**SET EXERCISE**
Retype all of the entries word for word.
--------------------------------------------------
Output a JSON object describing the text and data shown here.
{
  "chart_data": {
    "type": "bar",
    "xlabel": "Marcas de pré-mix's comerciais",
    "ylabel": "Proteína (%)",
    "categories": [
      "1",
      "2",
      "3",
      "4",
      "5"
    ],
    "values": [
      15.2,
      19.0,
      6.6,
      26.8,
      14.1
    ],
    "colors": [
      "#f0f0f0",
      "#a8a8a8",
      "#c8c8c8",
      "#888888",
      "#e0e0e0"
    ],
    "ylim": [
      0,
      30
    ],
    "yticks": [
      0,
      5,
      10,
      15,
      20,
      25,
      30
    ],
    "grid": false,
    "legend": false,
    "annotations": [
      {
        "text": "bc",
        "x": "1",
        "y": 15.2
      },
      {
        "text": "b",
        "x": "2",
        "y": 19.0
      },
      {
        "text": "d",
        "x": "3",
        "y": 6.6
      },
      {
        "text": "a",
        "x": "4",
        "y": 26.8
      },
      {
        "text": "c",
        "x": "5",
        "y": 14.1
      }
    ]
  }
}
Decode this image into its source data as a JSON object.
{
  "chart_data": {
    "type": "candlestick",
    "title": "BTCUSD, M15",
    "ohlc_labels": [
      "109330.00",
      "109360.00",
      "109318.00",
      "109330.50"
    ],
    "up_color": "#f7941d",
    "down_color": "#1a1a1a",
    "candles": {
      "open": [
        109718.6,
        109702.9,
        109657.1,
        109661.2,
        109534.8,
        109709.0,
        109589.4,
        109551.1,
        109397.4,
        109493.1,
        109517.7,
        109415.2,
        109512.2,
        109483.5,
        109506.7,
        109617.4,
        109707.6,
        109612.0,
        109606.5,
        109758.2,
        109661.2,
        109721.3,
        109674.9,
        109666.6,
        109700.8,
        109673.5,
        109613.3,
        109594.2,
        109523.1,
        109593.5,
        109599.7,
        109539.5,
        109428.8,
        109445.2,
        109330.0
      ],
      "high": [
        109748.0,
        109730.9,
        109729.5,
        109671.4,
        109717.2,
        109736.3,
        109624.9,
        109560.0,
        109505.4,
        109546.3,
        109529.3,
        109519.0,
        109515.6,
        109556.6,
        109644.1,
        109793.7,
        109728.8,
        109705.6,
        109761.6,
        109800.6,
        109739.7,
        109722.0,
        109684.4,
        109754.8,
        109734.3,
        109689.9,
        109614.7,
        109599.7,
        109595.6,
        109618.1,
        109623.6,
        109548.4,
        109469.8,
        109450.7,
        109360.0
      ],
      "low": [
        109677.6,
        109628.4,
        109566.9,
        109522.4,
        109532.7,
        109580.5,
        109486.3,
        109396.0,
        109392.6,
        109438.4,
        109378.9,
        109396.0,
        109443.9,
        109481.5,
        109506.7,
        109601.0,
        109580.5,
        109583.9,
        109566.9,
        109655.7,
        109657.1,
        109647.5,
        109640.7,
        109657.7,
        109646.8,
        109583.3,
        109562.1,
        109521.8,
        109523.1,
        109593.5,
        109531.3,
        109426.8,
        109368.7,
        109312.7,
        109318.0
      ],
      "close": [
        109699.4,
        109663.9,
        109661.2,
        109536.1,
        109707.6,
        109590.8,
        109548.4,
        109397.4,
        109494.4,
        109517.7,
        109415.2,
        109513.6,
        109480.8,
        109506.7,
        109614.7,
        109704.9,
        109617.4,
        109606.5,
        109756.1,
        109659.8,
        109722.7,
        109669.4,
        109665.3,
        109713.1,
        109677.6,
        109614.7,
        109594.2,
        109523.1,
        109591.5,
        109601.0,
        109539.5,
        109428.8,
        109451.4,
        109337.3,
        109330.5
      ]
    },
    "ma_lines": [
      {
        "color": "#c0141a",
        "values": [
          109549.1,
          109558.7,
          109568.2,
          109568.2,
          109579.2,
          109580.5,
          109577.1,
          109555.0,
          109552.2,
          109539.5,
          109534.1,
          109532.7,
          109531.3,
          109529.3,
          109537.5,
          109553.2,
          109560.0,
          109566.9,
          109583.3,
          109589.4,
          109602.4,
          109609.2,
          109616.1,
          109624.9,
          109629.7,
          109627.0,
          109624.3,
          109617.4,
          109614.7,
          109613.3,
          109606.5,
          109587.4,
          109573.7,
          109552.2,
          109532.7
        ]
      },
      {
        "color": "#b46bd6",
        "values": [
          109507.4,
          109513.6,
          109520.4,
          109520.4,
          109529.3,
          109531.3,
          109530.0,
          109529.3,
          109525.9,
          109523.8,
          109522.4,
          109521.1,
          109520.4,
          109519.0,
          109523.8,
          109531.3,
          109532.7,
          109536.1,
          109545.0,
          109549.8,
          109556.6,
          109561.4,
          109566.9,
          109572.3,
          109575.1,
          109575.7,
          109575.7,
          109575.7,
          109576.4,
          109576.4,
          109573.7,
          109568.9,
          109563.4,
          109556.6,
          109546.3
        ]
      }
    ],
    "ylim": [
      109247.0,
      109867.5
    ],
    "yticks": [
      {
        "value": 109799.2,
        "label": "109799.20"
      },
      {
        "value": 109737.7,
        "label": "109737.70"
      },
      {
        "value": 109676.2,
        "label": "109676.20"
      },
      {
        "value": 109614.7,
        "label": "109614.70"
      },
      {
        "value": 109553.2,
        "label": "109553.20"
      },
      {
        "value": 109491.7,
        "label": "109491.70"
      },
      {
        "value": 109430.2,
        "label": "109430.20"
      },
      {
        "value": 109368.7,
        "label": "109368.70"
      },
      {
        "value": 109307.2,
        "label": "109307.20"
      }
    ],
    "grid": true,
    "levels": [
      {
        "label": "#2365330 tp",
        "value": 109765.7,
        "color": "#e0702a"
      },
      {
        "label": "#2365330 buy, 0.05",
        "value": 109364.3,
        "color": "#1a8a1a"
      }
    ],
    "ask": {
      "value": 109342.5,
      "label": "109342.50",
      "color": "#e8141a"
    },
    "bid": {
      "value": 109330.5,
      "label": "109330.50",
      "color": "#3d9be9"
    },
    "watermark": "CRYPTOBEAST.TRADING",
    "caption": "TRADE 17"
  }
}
--------------------------------------------------
**PROBLEM SOLUTION**
Output a JSON object describing the text and data shown here.
{
  "chart_data": {
    "type": "bar",
    "xlabel": "Marcas de pré-mix's comerciais",
    "ylabel": "Proteína (%)",
    "categories": [
      "1",
      "2",
      "3",
      "4",
      "5"
    ],
    "values": [
      15.2,
      19.0,
      6.6,
      26.8,
      14.1
    ],
    "colors": [
      "#f0f0f0",
      "#a8a8a8",
      "#c8c8c8",
      "#888888",
      "#e0e0e0"
    ],
    "ylim": [
      0,
      30
    ],
    "yticks": [
      0,
      5,
      10,
      15,
      20,
      25,
      30
    ],
    "grid": false,
    "legend": false,
    "annotations": [
      {
        "text": "bc",
        "x": "1",
        "y": 15.2
      },
      {
        "text": "b",
        "x": "2",
        "y": 19.0
      },
      {
        "text": "d",
        "x": "3",
        "y": 6.6
      },
      {
        "text": "a",
        "x": "4",
        "y": 26.8
      },
      {
        "text": "c",
        "x": "5",
        "y": 14.1
      }
    ]
  }
}
Decode this image into its source data as a JSON object.
{
  "chart_data": {
    "type": "candlestick",
    "title": "BTCUSD, M15",
    "ohlc_labels": [
      "109330.00",
      "109360.00",
      "109318.00",
      "109330.50"
    ],
    "up_color": "#f7941d",
    "down_color": "#1a1a1a",
    "candles": {
      "open": [
        109718.6,
        109702.9,
        109657.1,
        109661.2,
        109534.8,
        109709.0,
        109589.4,
        109551.1,
        109397.4,
        109493.1,
        109517.7,
        109415.2,
        109512.2,
        109483.5,
        109506.7,
        109617.4,
        109707.6,
        109612.0,
        109606.5,
        109758.2,
        109661.2,
        109721.3,
        109674.9,
        109666.6,
        109700.8,
        109673.5,
        109613.3,
        109594.2,
        109523.1,
        109593.5,
        109599.7,
        109539.5,
        109428.8,
        109445.2,
        109330.0
      ],
      "high": [
        109748.0,
        109730.9,
        109729.5,
        109671.4,
        109717.2,
        109736.3,
        109624.9,
        109560.0,
        109505.4,
        109546.3,
        109529.3,
        109519.0,
        109515.6,
        109556.6,
        109644.1,
        109793.7,
        109728.8,
        109705.6,
        109761.6,
        109800.6,
        109739.7,
        109722.0,
        109684.4,
        109754.8,
        109734.3,
        109689.9,
        109614.7,
        109599.7,
        109595.6,
        109618.1,
        109623.6,
        109548.4,
        109469.8,
        109450.7,
        109360.0
      ],
      "low": [
        109677.6,
        109628.4,
        109566.9,
        109522.4,
        109532.7,
        109580.5,
        109486.3,
        109396.0,
        109392.6,
        109438.4,
        109378.9,
        109396.0,
        109443.9,
        109481.5,
        109506.7,
        109601.0,
        109580.5,
        109583.9,
        109566.9,
        109655.7,
        109657.1,
        109647.5,
        109640.7,
        109657.7,
        109646.8,
        109583.3,
        109562.1,
        109521.8,
        109523.1,
        109593.5,
        109531.3,
        109426.8,
        109368.7,
        109312.7,
        109318.0
      ],
      "close": [
        109699.4,
        109663.9,
        109661.2,
        109536.1,
        109707.6,
        109590.8,
        109548.4,
        109397.4,
        109494.4,
        109517.7,
        109415.2,
        109513.6,
        109480.8,
        109506.7,
        109614.7,
        109704.9,
        109617.4,
        109606.5,
        109756.1,
        109659.8,
        109722.7,
        109669.4,
        109665.3,
        109713.1,
        109677.6,
        109614.7,
        109594.2,
        109523.1,
        109591.5,
        109601.0,
        109539.5,
        109428.8,
        109451.4,
        109337.3,
        109330.5
      ]
    },
    "ma_lines": [
      {
        "color": "#c0141a",
        "values": [
          109549.1,
          109558.7,
          109568.2,
          109568.2,
          109579.2,
          109580.5,
          109577.1,
          109555.0,
          109552.2,
          109539.5,
          109534.1,
          109532.7,
          109531.3,
          109529.3,
          109537.5,
          109553.2,
          109560.0,
          109566.9,
          109583.3,
          109589.4,
          109602.4,
          109609.2,
          109616.1,
          109624.9,
          109629.7,
          109627.0,
          109624.3,
          109617.4,
          109614.7,
          109613.3,
          109606.5,
          109587.4,
          109573.7,
          109552.2,
          109532.7
        ]
      },
      {
        "color": "#b46bd6",
        "values": [
          109507.4,
          109513.6,
          109520.4,
          109520.4,
          109529.3,
          109531.3,
          109530.0,
          109529.3,
          109525.9,
          109523.8,
          109522.4,
          109521.1,
          109520.4,
          109519.0,
          109523.8,
          109531.3,
          109532.7,
          109536.1,
          109545.0,
          109549.8,
          109556.6,
          109561.4,
          109566.9,
          109572.3,
          109575.1,
          109575.7,
          109575.7,
          109575.7,
          109576.4,
          109576.4,
          109573.7,
          109568.9,
          109563.4,
          109556.6,
          109546.3
        ]
      }
    ],
    "ylim": [
      109247.0,
      109867.5
    ],
    "yticks": [
      {
        "value": 109799.2,
        "label": "109799.20"
      },
      {
        "value": 109737.7,
        "label": "109737.70"
      },
      {
        "value": 109676.2,
        "label": "109676.20"
      },
      {
        "value": 109614.7,
        "label": "109614.70"
      },
      {
        "value": 109553.2,
        "label": "109553.20"
      },
      {
        "value": 109491.7,
        "label": "109491.70"
      },
      {
        "value": 109430.2,
        "label": "109430.20"
      },
      {
        "value": 109368.7,
        "label": "109368.70"
      },
      {
        "value": 109307.2,
        "label": "109307.20"
      }
    ],
    "grid": true,
    "levels": [
      {
        "label": "#2365330 tp",
        "value": 109765.7,
        "color": "#e0702a"
      },
      {
        "label": "#2365330 buy, 0.05",
        "value": 109364.3,
        "color": "#1a8a1a"
      }
    ],
    "ask": {
      "value": 109342.5,
      "label": "109342.50",
      "color": "#e8141a"
    },
    "bid": {
      "value": 109330.5,
      "label": "109330.50",
      "color": "#3d9be9"
    },
    "watermark": "CRYPTOBEAST.TRADING",
    "caption": "TRADE 17"
  }
}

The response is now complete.